Task goal:
Return every record verbatim.

Data for the task:

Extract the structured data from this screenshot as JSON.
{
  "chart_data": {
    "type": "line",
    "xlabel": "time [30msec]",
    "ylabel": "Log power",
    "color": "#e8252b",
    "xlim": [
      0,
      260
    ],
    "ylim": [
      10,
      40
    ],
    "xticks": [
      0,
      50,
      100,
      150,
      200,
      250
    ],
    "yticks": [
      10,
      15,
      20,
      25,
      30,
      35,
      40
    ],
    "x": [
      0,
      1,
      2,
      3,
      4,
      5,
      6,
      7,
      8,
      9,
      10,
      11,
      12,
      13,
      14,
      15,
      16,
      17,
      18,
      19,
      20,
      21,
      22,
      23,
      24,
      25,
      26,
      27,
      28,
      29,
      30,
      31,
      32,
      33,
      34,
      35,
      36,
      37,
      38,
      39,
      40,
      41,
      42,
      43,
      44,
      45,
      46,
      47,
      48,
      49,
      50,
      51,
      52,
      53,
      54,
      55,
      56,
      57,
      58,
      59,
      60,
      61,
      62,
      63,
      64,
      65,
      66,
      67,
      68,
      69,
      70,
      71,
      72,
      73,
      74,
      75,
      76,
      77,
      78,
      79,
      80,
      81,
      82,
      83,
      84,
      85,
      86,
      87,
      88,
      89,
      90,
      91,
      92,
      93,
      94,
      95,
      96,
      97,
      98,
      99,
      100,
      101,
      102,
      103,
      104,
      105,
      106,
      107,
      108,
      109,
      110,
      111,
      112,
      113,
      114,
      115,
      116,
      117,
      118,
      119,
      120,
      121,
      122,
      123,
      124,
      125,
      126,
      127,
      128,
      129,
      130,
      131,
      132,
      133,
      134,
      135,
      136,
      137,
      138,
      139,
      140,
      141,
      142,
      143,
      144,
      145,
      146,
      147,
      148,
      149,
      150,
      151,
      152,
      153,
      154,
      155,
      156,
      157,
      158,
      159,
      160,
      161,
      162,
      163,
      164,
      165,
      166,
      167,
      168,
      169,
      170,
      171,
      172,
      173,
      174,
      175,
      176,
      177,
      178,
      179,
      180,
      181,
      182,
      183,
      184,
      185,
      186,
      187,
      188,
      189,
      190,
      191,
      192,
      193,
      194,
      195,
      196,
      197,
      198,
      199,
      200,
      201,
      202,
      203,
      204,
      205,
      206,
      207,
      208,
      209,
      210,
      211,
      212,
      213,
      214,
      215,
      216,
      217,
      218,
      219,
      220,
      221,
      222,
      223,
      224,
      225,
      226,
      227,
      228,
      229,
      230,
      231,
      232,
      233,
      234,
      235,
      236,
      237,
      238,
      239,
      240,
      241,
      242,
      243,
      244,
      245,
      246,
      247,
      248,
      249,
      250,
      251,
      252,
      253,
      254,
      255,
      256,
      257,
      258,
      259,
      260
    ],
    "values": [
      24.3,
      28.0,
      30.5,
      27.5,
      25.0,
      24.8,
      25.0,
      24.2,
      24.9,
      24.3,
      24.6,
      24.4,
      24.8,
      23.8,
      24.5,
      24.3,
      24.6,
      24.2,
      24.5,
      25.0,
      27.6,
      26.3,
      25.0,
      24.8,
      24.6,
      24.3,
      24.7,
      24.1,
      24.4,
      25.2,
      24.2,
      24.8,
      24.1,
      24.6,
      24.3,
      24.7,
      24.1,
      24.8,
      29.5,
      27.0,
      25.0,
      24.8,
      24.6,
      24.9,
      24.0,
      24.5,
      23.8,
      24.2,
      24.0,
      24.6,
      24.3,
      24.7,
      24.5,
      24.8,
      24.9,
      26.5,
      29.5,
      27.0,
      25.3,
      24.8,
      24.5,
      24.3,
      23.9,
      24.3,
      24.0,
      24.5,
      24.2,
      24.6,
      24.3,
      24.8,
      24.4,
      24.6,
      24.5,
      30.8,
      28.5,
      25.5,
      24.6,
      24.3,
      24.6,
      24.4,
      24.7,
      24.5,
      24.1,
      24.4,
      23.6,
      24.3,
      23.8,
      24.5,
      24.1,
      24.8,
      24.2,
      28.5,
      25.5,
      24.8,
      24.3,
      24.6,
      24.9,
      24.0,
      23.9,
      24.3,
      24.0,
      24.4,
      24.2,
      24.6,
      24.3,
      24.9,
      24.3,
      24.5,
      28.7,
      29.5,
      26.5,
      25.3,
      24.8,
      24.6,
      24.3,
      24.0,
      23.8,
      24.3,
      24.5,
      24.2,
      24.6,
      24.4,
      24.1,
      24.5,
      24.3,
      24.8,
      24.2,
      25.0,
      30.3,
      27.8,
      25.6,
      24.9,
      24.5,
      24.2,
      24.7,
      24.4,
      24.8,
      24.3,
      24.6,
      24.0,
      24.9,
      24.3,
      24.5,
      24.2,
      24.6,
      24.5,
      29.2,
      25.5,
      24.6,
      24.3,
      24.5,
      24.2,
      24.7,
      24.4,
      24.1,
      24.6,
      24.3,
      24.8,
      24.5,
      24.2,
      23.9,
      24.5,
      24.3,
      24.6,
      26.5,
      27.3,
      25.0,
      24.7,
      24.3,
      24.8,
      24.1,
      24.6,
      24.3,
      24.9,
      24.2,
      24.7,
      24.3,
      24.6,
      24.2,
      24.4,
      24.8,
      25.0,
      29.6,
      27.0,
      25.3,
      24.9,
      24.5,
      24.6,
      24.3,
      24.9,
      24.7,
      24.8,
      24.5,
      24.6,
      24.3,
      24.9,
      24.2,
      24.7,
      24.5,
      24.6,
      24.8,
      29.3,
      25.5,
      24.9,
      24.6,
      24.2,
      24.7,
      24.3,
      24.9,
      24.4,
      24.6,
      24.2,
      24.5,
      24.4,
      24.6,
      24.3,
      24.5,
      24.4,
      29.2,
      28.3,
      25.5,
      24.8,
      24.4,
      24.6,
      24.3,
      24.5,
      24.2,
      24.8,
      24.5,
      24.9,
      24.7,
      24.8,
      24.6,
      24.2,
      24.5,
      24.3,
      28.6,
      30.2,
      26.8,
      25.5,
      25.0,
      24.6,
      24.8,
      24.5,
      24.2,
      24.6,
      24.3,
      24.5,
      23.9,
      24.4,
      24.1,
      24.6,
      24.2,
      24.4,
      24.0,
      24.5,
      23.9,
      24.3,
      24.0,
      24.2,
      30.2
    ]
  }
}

Exercise result:
Extract the structured data from this screenshot as JSON.
{
  "chart_data": {
    "type": "line",
    "xlabel": "time [30msec]",
    "ylabel": "Log power",
    "color": "#e8252b",
    "xlim": [
      0,
      260
    ],
    "ylim": [
      10,
      40
    ],
    "xticks": [
      0,
      50,
      100,
      150,
      200,
      250
    ],
    "yticks": [
      10,
      15,
      20,
      25,
      30,
      35,
      40
    ],
    "x": [
      0,
      1,
      2,
      3,
      4,
      5,
      6,
      7,
      8,
      9,
      10,
      11,
      12,
      13,
      14,
      15,
      16,
      17,
      18,
      19,
      20,
      21,
      22,
      23,
      24,
      25,
      26,
      27,
      28,
      29,
      30,
      31,
      32,
      33,
      34,
      35,
      36,
      37,
      38,
      39,
      40,
      41,
      42,
      43,
      44,
      45,
      46,
      47,
      48,
      49,
      50,
      51,
      52,
      53,
      54,
      55,
      56,
      57,
      58,
      59,
      60,
      61,
      62,
      63,
      64,
      65,
      66,
      67,
      68,
      69,
      70,
      71,
      72,
      73,
      74,
      75,
      76,
      77,
      78,
      79,
      80,
      81,
      82,
      83,
      84,
      85,
      86,
      87,
      88,
      89,
      90,
      91,
      92,
      93,
      94,
      95,
      96,
      97,
      98,
      99,
      100,
      101,
      102,
      103,
      104,
      105,
      106,
      107,
      108,
      109,
      110,
      111,
      112,
      113,
      114,
      115,
      116,
      117,
      118,
      119,
      120,
      121,
      122,
      123,
      124,
      125,
      126,
      127,
      128,
      129,
      130,
      131,
      132,
      133,
      134,
      135,
      136,
      137,
      138,
      139,
      140,
      141,
      142,
      143,
      144,
      145,
      146,
      147,
      148,
      149,
      150,
      151,
      152,
      153,
      154,
      155,
      156,
      157,
      158,
      159,
      160,
      161,
      162,
      163,
      164,
      165,
      166,
      167,
      168,
      169,
      170,
      171,
      172,
      173,
      174,
      175,
      176,
      177,
      178,
      179,
      180,
      181,
      182,
      183,
      184,
      185,
      186,
      187,
      188,
      189,
      190,
      191,
      192,
      193,
      194,
      195,
      196,
      197,
      198,
      199,
      200,
      201,
      202,
      203,
      204,
      205,
      206,
      207,
      208,
      209,
      210,
      211,
      212,
      213,
      214,
      215,
      216,
      217,
      218,
      219,
      220,
      221,
      222,
      223,
      224,
      225,
      226,
      227,
      228,
      229,
      230,
      231,
      232,
      233,
      234,
      235,
      236,
      237,
      238,
      239,
      240,
      241,
      242,
      243,
      244,
      245,
      246,
      247,
      248,
      249,
      250,
      251,
      252,
      253,
      254,
      255,
      256,
      257,
      258,
      259,
      260
    ],
    "values": [
      24.3,
      28.0,
      30.5,
      27.5,
      25.0,
      24.8,
      25.0,
      24.2,
      24.9,
      24.3,
      24.6,
      24.4,
      24.8,
      23.8,
      24.5,
      24.3,
      24.6,
      24.2,
      24.5,
      25.0,
      27.6,
      26.3,
      25.0,
      24.8,
      24.6,
      24.3,
      24.7,
      24.1,
      24.4,
      25.2,
      24.2,
      24.8,
      24.1,
      24.6,
      24.3,
      24.7,
      24.1,
      24.8,
      29.5,
      27.0,
      25.0,
      24.8,
      24.6,
      24.9,
      24.0,
      24.5,
      23.8,
      24.2,
      24.0,
      24.6,
      24.3,
      24.7,
      24.5,
      24.8,
      24.9,
      26.5,
      29.5,
      27.0,
      25.3,
      24.8,
      24.5,
      24.3,
      23.9,
      24.3,
      24.0,
      24.5,
      24.2,
      24.6,
      24.3,
      24.8,
      24.4,
      24.6,
      24.5,
      30.8,
      28.5,
      25.5,
      24.6,
      24.3,
      24.6,
      24.4,
      24.7,
      24.5,
      24.1,
      24.4,
      23.6,
      24.3,
      23.8,
      24.5,
      24.1,
      24.8,
      24.2,
      28.5,
      25.5,
      24.8,
      24.3,
      24.6,
      24.9,
      24.0,
      23.9,
      24.3,
      24.0,
      24.4,
      24.2,
      24.6,
      24.3,
      24.9,
      24.3,
      24.5,
      28.7,
      29.5,
      26.5,
      25.3,
      24.8,
      24.6,
      24.3,
      24.0,
      23.8,
      24.3,
      24.5,
      24.2,
      24.6,
      24.4,
      24.1,
      24.5,
      24.3,
      24.8,
      24.2,
      25.0,
      30.3,
      27.8,
      25.6,
      24.9,
      24.5,
      24.2,
      24.7,
      24.4,
      24.8,
      24.3,
      24.6,
      24.0,
      24.9,
      24.3,
      24.5,
      24.2,
      24.6,
      24.5,
      29.2,
      25.5,
      24.6,
      24.3,
      24.5,
      24.2,
      24.7,
      24.4,
      24.1,
      24.6,
      24.3,
      24.8,
      24.5,
      24.2,
      23.9,
      24.5,
      24.3,
      24.6,
      26.5,
      27.3,
      25.0,
      24.7,
      24.3,
      24.8,
      24.1,
      24.6,
      24.3,
      24.9,
      24.2,
      24.7,
      24.3,
      24.6,
      24.2,
      24.4,
      24.8,
      25.0,
      29.6,
      27.0,
      25.3,
      24.9,
      24.5,
      24.6,
      24.3,
      24.9,
      24.7,
      24.8,
      24.5,
      24.6,
      24.3,
      24.9,
      24.2,
      24.7,
      24.5,
      24.6,
      24.8,
      29.3,
      25.5,
      24.9,
      24.6,
      24.2,
      24.7,
      24.3,
      24.9,
      24.4,
      24.6,
      24.2,
      24.5,
      24.4,
      24.6,
      24.3,
      24.5,
      24.4,
      29.2,
      28.3,
      25.5,
      24.8,
      24.4,
      24.6,
      24.3,
      24.5,
      24.2,
      24.8,
      24.5,
      24.9,
      24.7,
      24.8,
      24.6,
      24.2,
      24.5,
      24.3,
      28.6,
      30.2,
      26.8,
      25.5,
      25.0,
      24.6,
      24.8,
      24.5,
      24.2,
      24.6,
      24.3,
      24.5,
      23.9,
      24.4,
      24.1,
      24.6,
      24.2,
      24.4,
      24.0,
      24.5,
      23.9,
      24.3,
      24.0,
      24.2,
      30.2
    ]
  }
}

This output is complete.